BEGIN Selected text

Paramount Pictures offered her a contract with the promise of lead roles in major productions. Returning to the US in 1930, Wong appeared on Broadway in the play "On the Spot." It was a hit, running for 167 performances, and she moved on to Hollywood and Paramount, where she starred in an adaptation of Sax Rohmer's novel "Daughter of Fu Manchu" called Daughter of the Dragon (1931). She was back in stereotype-land, this time as the ultimate "Dragon Lady," who with her father Fu Manchu (played by ethnic Swede Warner Oland, the future Charlie Chan) embodied the evil "Yellow Peril." While "Daughter of the Dragon" may have been B-movie pulp, it enabled Wong to show off her talent by delivering a powerful performance.
Her best role in Hollywood in the early 1930s was in support of Marlene Dietrich in Josef von Sternberg's Oscar-winning classic Shanghai Express (1932). However, Hollywood in the 1930s was as racist as it had been in the Roaring Twenties, and MGM refused to cast her in its 1932 production of The Son-Daughter (1932), for which she did a screen-test, as she was "too Chinese to play a Chinese." Helen Hayes played the role in yellow-face. Similarly, she was later kept out of both a lead and supporting role in MGM's prestige production of The Good Earth (1937), its filming of Pearl S. Buck's popular novel, after flunking another screen test for failing to live up to a white man's idea of what "looked" Chinese. MGM screen-tested her for the lead role of O-Lan, the sympathetic wife of Chinese farmer Wang Lung (to be played by Paul Muni, personally cast in the part by Irving Thalberg). She also was considered for the supporting role of Lotus, Wang Lung's concubine. Anna, an ethnic Chinese, lost out on both roles to two Austrian women, Luise Rainer and Tilly Losch, as Albert Lewin, the Thalberg assistant who was casting the film, vetoed Wong and other ethnic Chinese because their looks didn't fit his conception of what Chinese people should look like. Ironically, the year "The Good Earth" came out, Wong appeared on the cover of Look Magazine's second issue, which labeled her "The World's Most Beautiful Chinese Girl." Stereotyped in America as a dragon lady, the cover photo had her holding a dagger. Luise Rainer would win the Best Actress Oscar for her performance of O-Lan in Chinese yellowface.

END Selected text
BEGIN Listed records

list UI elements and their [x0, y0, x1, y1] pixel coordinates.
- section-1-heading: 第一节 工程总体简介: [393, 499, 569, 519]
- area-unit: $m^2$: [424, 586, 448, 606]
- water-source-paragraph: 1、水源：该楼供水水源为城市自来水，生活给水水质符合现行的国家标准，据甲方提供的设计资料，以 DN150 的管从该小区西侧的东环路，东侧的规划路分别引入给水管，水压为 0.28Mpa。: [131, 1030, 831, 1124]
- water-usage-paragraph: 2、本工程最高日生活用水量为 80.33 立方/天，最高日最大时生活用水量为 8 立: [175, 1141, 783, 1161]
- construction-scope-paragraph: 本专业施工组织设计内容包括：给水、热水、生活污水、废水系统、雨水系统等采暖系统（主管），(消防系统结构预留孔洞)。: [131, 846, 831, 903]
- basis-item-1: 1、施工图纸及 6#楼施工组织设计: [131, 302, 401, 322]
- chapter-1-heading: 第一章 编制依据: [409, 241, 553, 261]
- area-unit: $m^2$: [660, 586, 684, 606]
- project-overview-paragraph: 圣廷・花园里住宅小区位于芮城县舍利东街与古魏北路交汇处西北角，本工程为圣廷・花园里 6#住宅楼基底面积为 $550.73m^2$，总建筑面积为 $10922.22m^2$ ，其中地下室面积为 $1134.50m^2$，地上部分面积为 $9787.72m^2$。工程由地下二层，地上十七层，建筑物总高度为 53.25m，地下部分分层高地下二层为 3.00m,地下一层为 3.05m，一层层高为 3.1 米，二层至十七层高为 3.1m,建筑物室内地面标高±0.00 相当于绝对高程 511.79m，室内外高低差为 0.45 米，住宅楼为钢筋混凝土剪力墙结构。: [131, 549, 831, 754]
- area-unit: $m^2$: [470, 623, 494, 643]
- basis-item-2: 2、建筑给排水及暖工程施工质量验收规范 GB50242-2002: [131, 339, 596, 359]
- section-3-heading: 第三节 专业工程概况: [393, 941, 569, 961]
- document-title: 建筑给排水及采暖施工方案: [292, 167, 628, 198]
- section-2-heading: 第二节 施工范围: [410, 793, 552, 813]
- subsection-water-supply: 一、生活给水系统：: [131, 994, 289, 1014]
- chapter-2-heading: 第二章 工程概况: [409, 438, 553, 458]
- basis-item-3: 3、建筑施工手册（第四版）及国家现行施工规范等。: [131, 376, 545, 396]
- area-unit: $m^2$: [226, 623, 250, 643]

END Listed records

§ **Tasks to carry out**
A. Translate this sentence from the text about Wong's film career into Spanish: "Her best role in Hollywood in the early 1930s was in support of Marlene Dietrich in Josef von Sternberg's Oscar-winning classic Shanghai Express (1932)."
B. Using the text about Wong's film career, answer each question below.
(i) For how many performances did the play "On the Spot" run?
(ii) Who played the role in The Son-Daughter that MGM refused to give Wong?
(iii) What label did Look Magazine's second issue give Wong on its cover?
The stored items are material separate from the text about Wong's film career.

§ **Expected results**
A. Su mejor papel en Hollywood a principios de la década de 1930 fue como actriz de reparto junto a Marlene Dietrich en el clásico ganador del Óscar de Josef von Sternberg, Shanghai Express (1932).

B.
(i) 167 performances
(ii) Helen Hayes
(iii) "The World's Most Beautiful Chinese Girl"